-- Begin Source data --

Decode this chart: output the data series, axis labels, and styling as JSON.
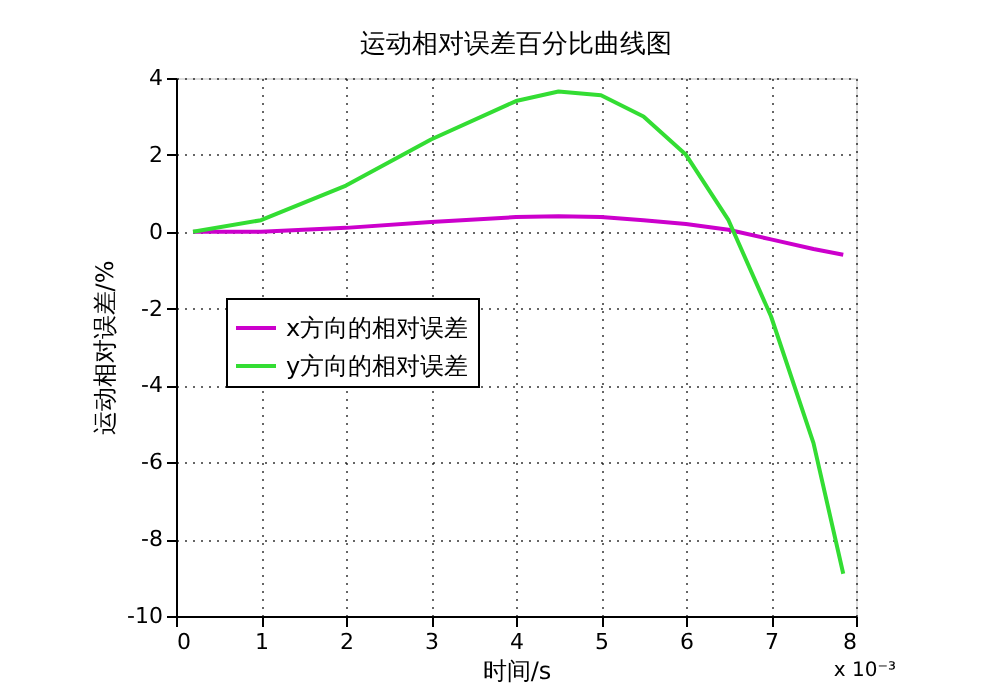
{
  "chart_data": {
    "type": "line",
    "title": "运动相对误差百分比曲线图",
    "xlabel": "时间/s",
    "ylabel": "运动相对误差/%",
    "annotations": [
      "x 10⁻³"
    ],
    "x": [
      0.2,
      1,
      2,
      3,
      4,
      4.5,
      5,
      5.5,
      6,
      6.5,
      7,
      7.5,
      7.85
    ],
    "series": [
      {
        "name": "x方向的相对误差",
        "color": "#cc00cc",
        "values": [
          0,
          0.0,
          0.1,
          0.25,
          0.38,
          0.4,
          0.38,
          0.3,
          0.2,
          0.05,
          -0.2,
          -0.45,
          -0.6
        ]
      },
      {
        "name": "y方向的相对误差",
        "color": "#33dd33",
        "values": [
          0,
          0.3,
          1.2,
          2.4,
          3.4,
          3.65,
          3.55,
          3.0,
          2.0,
          0.3,
          -2.2,
          -5.5,
          -8.9
        ]
      }
    ],
    "xlim": [
      0,
      8
    ],
    "xticks": [
      0,
      1,
      2,
      3,
      4,
      5,
      6,
      7,
      8
    ],
    "ylim": [
      -10,
      4
    ],
    "yticks": [
      -10,
      -8,
      -6,
      -4,
      -2,
      0,
      2,
      4
    ],
    "grid": true,
    "legend": "left",
    "line_style": "solid",
    "marker": "none"
  }
}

-- End Source data --

§ Exercise description:
Take the entries shown above and quote them verbatim, passing over the pictures.

§ Exercise result:
Decode this chart: output the data series, axis labels, and styling as JSON.
{
  "chart_data": {
    "type": "line",
    "title": "运动相对误差百分比曲线图",
    "xlabel": "时间/s",
    "ylabel": "运动相对误差/%",
    "annotations": [
      "x 10⁻³"
    ],
    "x": [
      0.2,
      1,
      2,
      3,
      4,
      4.5,
      5,
      5.5,
      6,
      6.5,
      7,
      7.5,
      7.85
    ],
    "series": [
      {
        "name": "x方向的相对误差",
        "color": "#cc00cc",
        "values": [
          0,
          0.0,
          0.1,
          0.25,
          0.38,
          0.4,
          0.38,
          0.3,
          0.2,
          0.05,
          -0.2,
          -0.45,
          -0.6
        ]
      },
      {
        "name": "y方向的相对误差",
        "color": "#33dd33",
        "values": [
          0,
          0.3,
          1.2,
          2.4,
          3.4,
          3.65,
          3.55,
          3.0,
          2.0,
          0.3,
          -2.2,
          -5.5,
          -8.9
        ]
      }
    ],
    "xlim": [
      0,
      8
    ],
    "xticks": [
      0,
      1,
      2,
      3,
      4,
      5,
      6,
      7,
      8
    ],
    "ylim": [
      -10,
      4
    ],
    "yticks": [
      -10,
      -8,
      -6,
      -4,
      -2,
      0,
      2,
      4
    ],
    "grid": true,
    "legend": "left",
    "line_style": "solid",
    "marker": "none"
  }
}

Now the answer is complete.